Diverse Radio for Minnesota’s Communities

17 Unique Stations from Border to Border

About Ampers | Press Room

Great Northern Radio Show fills Bagley audience with laughter

Written By: Justin Glawe | Mar 9th 2013 – 11pm.

BAGLEY – Either Aaron Brown got the memo from mother nature early, or he’s simply seen enough northern Minnesota months of March to know what to expect.

Regardless, he was dead on in his description of the 31-day stretch during the Great Northern Radio Show’s live broadcast at Bagley High School Saturday night.

See if you agree.

“When you live in northern Minnesota it’s not January that gets you, because you know what to expect. It’s March that fools you,” he said. “But when the light starts glinting through the window a little differently, you think ‘spring is here.’ And then, you get another foot of snow.”

The crowd in the school’s auditorium laughed. A knowing laugh.

The show – two hours in length – is an old-fashioned variety hour. Brown and over a dozen musicians, actors, stagehands and sound technicians put on the show Saturday, despite competition from some fresh, March snow, and what he called “a certain hockey game of some interest in Bemidji.” This led to a discussion of the two teams’ – Bemidji State and the University of Minnesota – mascots. That, in turn, led to a staged fight between a beaver and a gopher. Or at least their beaver and gopher noise-making human equivalents.

It’s one thing to hear a battle between rodents piped through your car’s speakers, but it’s quite another to see two adults scrunch up their mouths, lean toward a microphone and re-enact a battle between two rodents. Put simply: the faces that were made to achieve such sounds were unnatural, and hilarious.

The crowd laughed.

# EXERCISES:
(A) In the article about the Great Northern Radio Show, where was the live broadcast held?
(B) Reproduce the passage of the radio show article starting with "Great Northern Radio Show fills" and going on through "A knowing laugh.", word for word.

# RECORDS:
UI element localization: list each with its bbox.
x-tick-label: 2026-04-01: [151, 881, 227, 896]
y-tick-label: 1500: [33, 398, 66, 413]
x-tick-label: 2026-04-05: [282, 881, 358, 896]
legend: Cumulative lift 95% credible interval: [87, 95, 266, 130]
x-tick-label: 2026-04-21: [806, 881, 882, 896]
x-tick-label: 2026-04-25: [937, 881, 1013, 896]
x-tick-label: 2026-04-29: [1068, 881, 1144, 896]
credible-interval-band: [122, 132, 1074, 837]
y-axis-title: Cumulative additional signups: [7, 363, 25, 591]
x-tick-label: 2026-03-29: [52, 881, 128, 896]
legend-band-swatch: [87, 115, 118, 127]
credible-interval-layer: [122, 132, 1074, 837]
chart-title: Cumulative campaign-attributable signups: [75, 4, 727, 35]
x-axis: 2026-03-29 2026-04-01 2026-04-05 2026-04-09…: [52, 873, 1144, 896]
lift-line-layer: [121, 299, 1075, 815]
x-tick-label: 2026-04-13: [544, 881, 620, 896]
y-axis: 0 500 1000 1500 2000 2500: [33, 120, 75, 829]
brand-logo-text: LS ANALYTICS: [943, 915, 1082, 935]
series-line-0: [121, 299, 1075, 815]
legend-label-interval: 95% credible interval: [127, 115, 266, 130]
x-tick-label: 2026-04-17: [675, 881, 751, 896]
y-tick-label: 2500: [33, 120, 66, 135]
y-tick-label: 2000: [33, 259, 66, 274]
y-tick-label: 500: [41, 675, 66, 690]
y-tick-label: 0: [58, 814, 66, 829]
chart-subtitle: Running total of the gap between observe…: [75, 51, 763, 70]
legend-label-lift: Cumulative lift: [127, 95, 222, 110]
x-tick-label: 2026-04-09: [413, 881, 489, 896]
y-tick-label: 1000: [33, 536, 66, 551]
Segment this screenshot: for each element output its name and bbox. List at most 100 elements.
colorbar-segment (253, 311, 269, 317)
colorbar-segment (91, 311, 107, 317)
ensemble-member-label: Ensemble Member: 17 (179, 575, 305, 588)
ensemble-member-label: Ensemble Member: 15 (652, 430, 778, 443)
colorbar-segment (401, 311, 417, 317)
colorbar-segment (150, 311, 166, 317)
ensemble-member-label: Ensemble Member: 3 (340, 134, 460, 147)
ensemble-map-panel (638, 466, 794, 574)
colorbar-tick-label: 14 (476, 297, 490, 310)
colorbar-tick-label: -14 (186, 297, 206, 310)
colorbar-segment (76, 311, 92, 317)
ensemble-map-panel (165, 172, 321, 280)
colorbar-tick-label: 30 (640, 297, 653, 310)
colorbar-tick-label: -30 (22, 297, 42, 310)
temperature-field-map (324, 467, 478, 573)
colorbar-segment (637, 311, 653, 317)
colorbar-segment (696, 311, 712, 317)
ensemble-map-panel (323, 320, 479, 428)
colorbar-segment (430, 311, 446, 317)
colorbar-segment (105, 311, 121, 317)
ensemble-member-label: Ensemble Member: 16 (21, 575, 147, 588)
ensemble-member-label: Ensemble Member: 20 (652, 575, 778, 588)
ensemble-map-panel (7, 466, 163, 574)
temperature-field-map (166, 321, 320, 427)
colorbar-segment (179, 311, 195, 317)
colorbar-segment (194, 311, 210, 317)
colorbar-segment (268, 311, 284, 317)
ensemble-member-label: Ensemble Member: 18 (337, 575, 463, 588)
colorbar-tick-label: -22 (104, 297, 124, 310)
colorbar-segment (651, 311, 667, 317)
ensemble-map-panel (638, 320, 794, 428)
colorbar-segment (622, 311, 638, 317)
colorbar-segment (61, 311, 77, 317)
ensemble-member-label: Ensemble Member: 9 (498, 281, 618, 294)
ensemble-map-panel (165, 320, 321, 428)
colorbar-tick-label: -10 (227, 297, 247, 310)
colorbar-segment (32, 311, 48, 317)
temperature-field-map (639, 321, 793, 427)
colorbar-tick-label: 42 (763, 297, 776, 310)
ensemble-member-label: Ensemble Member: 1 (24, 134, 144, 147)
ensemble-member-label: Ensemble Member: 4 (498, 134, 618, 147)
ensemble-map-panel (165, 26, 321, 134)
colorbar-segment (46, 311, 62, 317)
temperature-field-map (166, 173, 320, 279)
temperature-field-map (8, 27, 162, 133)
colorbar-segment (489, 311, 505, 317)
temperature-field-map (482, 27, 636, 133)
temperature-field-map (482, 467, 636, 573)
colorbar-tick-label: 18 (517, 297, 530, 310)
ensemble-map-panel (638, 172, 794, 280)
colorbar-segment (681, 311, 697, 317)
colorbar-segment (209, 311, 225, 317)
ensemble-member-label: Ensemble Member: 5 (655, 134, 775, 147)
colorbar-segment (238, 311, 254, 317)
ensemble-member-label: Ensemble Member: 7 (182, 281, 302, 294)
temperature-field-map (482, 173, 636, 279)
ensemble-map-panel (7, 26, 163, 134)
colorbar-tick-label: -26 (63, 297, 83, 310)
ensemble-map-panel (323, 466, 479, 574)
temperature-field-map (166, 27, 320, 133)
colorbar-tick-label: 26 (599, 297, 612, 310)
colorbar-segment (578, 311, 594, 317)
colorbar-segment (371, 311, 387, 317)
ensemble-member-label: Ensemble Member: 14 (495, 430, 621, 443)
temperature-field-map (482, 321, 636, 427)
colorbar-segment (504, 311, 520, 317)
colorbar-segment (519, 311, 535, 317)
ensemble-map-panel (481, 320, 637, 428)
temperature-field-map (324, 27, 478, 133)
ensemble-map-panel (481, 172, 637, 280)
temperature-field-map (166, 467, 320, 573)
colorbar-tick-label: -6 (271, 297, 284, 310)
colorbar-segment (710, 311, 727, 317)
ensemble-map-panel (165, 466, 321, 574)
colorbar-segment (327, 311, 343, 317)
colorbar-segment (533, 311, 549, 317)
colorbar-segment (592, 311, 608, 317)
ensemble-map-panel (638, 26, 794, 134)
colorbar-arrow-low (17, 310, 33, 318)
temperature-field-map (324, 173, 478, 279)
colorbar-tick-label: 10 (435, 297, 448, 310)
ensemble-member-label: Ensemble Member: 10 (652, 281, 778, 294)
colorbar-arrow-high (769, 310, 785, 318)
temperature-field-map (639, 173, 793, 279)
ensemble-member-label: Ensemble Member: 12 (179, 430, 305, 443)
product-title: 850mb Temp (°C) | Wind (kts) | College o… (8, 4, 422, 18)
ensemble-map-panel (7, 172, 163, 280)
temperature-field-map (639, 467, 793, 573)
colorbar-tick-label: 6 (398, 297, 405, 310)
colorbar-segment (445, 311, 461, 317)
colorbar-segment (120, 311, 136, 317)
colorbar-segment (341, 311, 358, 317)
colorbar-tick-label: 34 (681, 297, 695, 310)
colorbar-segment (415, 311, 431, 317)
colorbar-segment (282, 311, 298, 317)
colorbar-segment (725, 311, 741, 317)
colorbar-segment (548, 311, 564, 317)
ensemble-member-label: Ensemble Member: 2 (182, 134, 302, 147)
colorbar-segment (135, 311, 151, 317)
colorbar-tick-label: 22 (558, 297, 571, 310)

# SOLUTIONS TO EACH TASK:
(A) At Bagley High School

(B)
Great Northern Radio Show fills Bagley audience with laughter

Written By: Justin Glawe | Mar 9th 2013 – 11pm.

BAGLEY – Either Aaron Brown got the memo from mother nature early, or he’s simply seen enough northern Minnesota months of March to know what to expect.

Regardless, he was dead on in his description of the 31-day stretch during the Great Northern Radio Show’s live broadcast at Bagley High School Saturday night.

See if you agree.

“When you live in northern Minnesota it’s not January that gets you, because you know what to expect. It’s March that fools you,” he said. “But when the light starts glinting through the window a little differently, you think ‘spring is here.’ And then, you get another foot of snow.”

The crowd in the school’s auditorium laughed. A knowing laugh.